Print out each entry below exactly, please.

Extracted material:
(begin)

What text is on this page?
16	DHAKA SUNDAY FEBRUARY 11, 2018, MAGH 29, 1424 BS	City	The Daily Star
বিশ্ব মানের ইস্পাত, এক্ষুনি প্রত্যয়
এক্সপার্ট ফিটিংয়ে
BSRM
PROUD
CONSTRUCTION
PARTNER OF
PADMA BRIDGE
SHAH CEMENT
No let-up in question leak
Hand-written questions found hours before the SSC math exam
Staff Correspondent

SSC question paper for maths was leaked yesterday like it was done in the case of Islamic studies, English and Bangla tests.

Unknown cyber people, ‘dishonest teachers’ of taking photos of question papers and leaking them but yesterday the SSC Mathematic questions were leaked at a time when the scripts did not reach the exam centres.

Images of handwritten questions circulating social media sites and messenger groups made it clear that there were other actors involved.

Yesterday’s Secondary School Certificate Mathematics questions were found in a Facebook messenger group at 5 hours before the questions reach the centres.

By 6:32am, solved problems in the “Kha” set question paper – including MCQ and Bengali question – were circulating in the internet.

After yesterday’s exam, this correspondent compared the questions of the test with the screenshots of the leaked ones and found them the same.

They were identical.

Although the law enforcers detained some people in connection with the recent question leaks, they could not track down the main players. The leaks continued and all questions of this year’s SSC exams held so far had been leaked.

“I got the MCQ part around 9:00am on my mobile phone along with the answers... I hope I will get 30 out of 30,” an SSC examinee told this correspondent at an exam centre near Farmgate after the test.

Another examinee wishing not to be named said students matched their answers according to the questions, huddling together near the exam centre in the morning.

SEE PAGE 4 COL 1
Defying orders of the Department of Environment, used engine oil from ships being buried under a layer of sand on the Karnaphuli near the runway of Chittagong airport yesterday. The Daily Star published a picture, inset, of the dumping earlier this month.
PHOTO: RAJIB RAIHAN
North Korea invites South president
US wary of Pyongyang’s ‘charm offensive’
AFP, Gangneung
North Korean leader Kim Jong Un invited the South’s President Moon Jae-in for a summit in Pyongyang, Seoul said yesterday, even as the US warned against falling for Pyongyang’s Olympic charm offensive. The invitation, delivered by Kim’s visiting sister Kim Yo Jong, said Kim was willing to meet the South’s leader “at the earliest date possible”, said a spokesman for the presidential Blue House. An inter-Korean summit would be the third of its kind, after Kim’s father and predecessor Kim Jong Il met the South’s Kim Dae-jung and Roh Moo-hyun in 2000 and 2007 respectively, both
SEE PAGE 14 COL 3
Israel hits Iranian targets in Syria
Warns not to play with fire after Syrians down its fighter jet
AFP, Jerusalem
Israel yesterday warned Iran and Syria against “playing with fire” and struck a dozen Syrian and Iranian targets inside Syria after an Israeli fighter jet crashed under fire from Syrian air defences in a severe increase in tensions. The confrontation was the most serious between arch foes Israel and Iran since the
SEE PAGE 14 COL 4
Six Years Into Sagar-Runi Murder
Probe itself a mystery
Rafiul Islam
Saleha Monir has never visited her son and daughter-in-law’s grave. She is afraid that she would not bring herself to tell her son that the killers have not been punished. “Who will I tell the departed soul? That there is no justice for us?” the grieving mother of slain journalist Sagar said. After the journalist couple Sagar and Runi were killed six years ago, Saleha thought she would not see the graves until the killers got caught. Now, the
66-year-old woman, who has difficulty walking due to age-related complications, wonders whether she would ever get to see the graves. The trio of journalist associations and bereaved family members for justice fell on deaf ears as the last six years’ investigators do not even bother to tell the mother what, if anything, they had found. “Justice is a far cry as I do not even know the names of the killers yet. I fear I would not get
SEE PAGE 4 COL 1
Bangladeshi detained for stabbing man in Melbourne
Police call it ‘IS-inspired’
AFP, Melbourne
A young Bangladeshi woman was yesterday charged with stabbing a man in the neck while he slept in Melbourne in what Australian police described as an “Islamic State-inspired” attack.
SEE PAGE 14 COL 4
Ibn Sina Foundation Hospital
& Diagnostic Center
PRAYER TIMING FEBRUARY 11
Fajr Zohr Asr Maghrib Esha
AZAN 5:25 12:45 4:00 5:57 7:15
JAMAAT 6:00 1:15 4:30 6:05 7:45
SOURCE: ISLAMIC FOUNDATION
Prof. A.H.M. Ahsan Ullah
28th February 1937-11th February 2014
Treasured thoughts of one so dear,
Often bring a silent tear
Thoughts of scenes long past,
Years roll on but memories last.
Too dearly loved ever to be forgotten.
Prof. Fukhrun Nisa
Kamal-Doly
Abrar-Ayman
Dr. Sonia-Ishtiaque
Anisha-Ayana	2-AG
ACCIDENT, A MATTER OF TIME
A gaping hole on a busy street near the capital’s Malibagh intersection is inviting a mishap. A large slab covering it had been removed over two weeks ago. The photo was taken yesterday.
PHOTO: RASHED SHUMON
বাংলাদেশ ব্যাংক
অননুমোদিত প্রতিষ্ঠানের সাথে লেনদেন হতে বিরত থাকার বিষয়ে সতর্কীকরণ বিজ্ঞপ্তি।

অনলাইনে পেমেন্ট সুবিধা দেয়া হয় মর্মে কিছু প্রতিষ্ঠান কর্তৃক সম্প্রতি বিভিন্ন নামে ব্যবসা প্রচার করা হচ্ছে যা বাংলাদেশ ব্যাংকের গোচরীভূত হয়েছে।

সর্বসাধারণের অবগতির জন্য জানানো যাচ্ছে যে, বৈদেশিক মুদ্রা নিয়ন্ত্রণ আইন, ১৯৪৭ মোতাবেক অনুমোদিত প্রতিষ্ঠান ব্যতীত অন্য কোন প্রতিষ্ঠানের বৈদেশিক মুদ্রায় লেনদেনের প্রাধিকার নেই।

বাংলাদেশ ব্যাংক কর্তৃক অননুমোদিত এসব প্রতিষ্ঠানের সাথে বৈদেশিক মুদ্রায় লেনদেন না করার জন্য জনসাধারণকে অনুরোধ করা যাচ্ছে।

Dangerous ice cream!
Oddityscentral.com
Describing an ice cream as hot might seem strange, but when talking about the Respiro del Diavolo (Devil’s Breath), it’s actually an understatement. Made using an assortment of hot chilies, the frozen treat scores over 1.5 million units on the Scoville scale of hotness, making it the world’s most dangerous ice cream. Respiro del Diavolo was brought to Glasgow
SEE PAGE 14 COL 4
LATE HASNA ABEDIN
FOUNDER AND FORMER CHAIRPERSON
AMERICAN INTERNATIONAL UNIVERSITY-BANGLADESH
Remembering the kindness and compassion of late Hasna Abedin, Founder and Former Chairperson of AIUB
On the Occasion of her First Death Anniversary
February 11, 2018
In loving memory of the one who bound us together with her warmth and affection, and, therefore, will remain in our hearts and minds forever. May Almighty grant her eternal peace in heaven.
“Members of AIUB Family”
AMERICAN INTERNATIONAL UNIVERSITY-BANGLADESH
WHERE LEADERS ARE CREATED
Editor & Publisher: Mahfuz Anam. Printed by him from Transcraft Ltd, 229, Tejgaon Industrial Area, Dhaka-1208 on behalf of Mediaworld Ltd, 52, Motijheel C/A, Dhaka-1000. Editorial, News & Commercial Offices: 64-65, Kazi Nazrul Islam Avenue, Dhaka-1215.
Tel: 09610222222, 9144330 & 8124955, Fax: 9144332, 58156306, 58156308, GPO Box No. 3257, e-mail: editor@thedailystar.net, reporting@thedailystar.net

(end)

Reply:
What text is on this page?
16	DHAKA SUNDAY FEBRUARY 11, 2018, MAGH 29, 1424 BS	City	The Daily Star
বিশ্ব মানের ইস্পাত, এক্ষুনি প্রত্যয়
এক্সপার্ট ফিটিংয়ে
BSRM
PROUD
CONSTRUCTION
PARTNER OF
PADMA BRIDGE
SHAH CEMENT
No let-up in question leak
Hand-written questions found hours before the SSC math exam
Staff Correspondent

SSC question paper for maths was leaked yesterday like it was done in the case of Islamic studies, English and Bangla tests.

Unknown cyber people, ‘dishonest teachers’ of taking photos of question papers and leaking them but yesterday the SSC Mathematic questions were leaked at a time when the scripts did not reach the exam centres.

Images of handwritten questions circulating social media sites and messenger groups made it clear that there were other actors involved.

Yesterday’s Secondary School Certificate Mathematics questions were found in a Facebook messenger group at 5 hours before the questions reach the centres.

By 6:32am, solved problems in the “Kha” set question paper – including MCQ and Bengali question – were circulating in the internet.

After yesterday’s exam, this correspondent compared the questions of the test with the screenshots of the leaked ones and found them the same.

They were identical.

Although the law enforcers detained some people in connection with the recent question leaks, they could not track down the main players. The leaks continued and all questions of this year’s SSC exams held so far had been leaked.

“I got the MCQ part around 9:00am on my mobile phone along with the answers... I hope I will get 30 out of 30,” an SSC examinee told this correspondent at an exam centre near Farmgate after the test.

Another examinee wishing not to be named said students matched their answers according to the questions, huddling together near the exam centre in the morning.

SEE PAGE 4 COL 1
Defying orders of the Department of Environment, used engine oil from ships being buried under a layer of sand on the Karnaphuli near the runway of Chittagong airport yesterday. The Daily Star published a picture, inset, of the dumping earlier this month.
PHOTO: RAJIB RAIHAN
North Korea invites South president
US wary of Pyongyang’s ‘charm offensive’
AFP, Gangneung
North Korean leader Kim Jong Un invited the South’s President Moon Jae-in for a summit in Pyongyang, Seoul said yesterday, even as the US warned against falling for Pyongyang’s Olympic charm offensive. The invitation, delivered by Kim’s visiting sister Kim Yo Jong, said Kim was willing to meet the South’s leader “at the earliest date possible”, said a spokesman for the presidential Blue House. An inter-Korean summit would be the third of its kind, after Kim’s father and predecessor Kim Jong Il met the South’s Kim Dae-jung and Roh Moo-hyun in 2000 and 2007 respectively, both
SEE PAGE 14 COL 3
Israel hits Iranian targets in Syria
Warns not to play with fire after Syrians down its fighter jet
AFP, Jerusalem
Israel yesterday warned Iran and Syria against “playing with fire” and struck a dozen Syrian and Iranian targets inside Syria after an Israeli fighter jet crashed under fire from Syrian air defences in a severe increase in tensions. The confrontation was the most serious between arch foes Israel and Iran since the
SEE PAGE 14 COL 4
Six Years Into Sagar-Runi Murder
Probe itself a mystery
Rafiul Islam
Saleha Monir has never visited her son and daughter-in-law’s grave. She is afraid that she would not bring herself to tell her son that the killers have not been punished. “Who will I tell the departed soul? That there is no justice for us?” the grieving mother of slain journalist Sagar said. After the journalist couple Sagar and Runi were killed six years ago, Saleha thought she would not see the graves until the killers got caught. Now, the
66-year-old woman, who has difficulty walking due to age-related complications, wonders whether she would ever get to see the graves. The trio of journalist associations and bereaved family members for justice fell on deaf ears as the last six years’ investigators do not even bother to tell the mother what, if anything, they had found. “Justice is a far cry as I do not even know the names of the killers yet. I fear I would not get
SEE PAGE 4 COL 1
Bangladeshi detained for stabbing man in Melbourne
Police call it ‘IS-inspired’
AFP, Melbourne
A young Bangladeshi woman was yesterday charged with stabbing a man in the neck while he slept in Melbourne in what Australian police described as an “Islamic State-inspired” attack.
SEE PAGE 14 COL 4
Ibn Sina Foundation Hospital
& Diagnostic Center
PRAYER TIMING FEBRUARY 11
Fajr Zohr Asr Maghrib Esha
AZAN 5:25 12:45 4:00 5:57 7:15
JAMAAT 6:00 1:15 4:30 6:05 7:45
SOURCE: ISLAMIC FOUNDATION
Prof. A.H.M. Ahsan Ullah
28th February 1937-11th February 2014
Treasured thoughts of one so dear,
Often bring a silent tear
Thoughts of scenes long past,
Years roll on but memories last.
Too dearly loved ever to be forgotten.
Prof. Fukhrun Nisa
Kamal-Doly
Abrar-Ayman
Dr. Sonia-Ishtiaque
Anisha-Ayana	2-AG
ACCIDENT, A MATTER OF TIME
A gaping hole on a busy street near the capital’s Malibagh intersection is inviting a mishap. A large slab covering it had been removed over two weeks ago. The photo was taken yesterday.
PHOTO: RASHED SHUMON
বাংলাদেশ ব্যাংক
অননুমোদিত প্রতিষ্ঠানের সাথে লেনদেন হতে বিরত থাকার বিষয়ে সতর্কীকরণ বিজ্ঞপ্তি।

অনলাইনে পেমেন্ট সুবিধা দেয়া হয় মর্মে কিছু প্রতিষ্ঠান কর্তৃক সম্প্রতি বিভিন্ন নামে ব্যবসা প্রচার করা হচ্ছে যা বাংলাদেশ ব্যাংকের গোচরীভূত হয়েছে।

সর্বসাধারণের অবগতির জন্য জানানো যাচ্ছে যে, বৈদেশিক মুদ্রা নিয়ন্ত্রণ আইন, ১৯৪৭ মোতাবেক অনুমোদিত প্রতিষ্ঠান ব্যতীত অন্য কোন প্রতিষ্ঠানের বৈদেশিক মুদ্রায় লেনদেনের প্রাধিকার নেই।

বাংলাদেশ ব্যাংক কর্তৃক অননুমোদিত এসব প্রতিষ্ঠানের সাথে বৈদেশিক মুদ্রায় লেনদেন না করার জন্য জনসাধারণকে অনুরোধ করা যাচ্ছে।

Dangerous ice cream!
Oddityscentral.com
Describing an ice cream as hot might seem strange, but when talking about the Respiro del Diavolo (Devil’s Breath), it’s actually an understatement. Made using an assortment of hot chilies, the frozen treat scores over 1.5 million units on the Scoville scale of hotness, making it the world’s most dangerous ice cream. Respiro del Diavolo was brought to Glasgow
SEE PAGE 14 COL 4
LATE HASNA ABEDIN
FOUNDER AND FORMER CHAIRPERSON
AMERICAN INTERNATIONAL UNIVERSITY-BANGLADESH
Remembering the kindness and compassion of late Hasna Abedin, Founder and Former Chairperson of AIUB
On the Occasion of her First Death Anniversary
February 11, 2018
In loving memory of the one who bound us together with her warmth and affection, and, therefore, will remain in our hearts and minds forever. May Almighty grant her eternal peace in heaven.
“Members of AIUB Family”
AMERICAN INTERNATIONAL UNIVERSITY-BANGLADESH
WHERE LEADERS ARE CREATED
Editor & Publisher: Mahfuz Anam. Printed by him from Transcraft Ltd, 229, Tejgaon Industrial Area, Dhaka-1208 on behalf of Mediaworld Ltd, 52, Motijheel C/A, Dhaka-1000. Editorial, News & Commercial Offices: 64-65, Kazi Nazrul Islam Avenue, Dhaka-1215.
Tel: 09610222222, 9144330 & 8124955, Fax: 9144332, 58156306, 58156308, GPO Box No. 3257, e-mail: editor@thedailystar.net, reporting@thedailystar.net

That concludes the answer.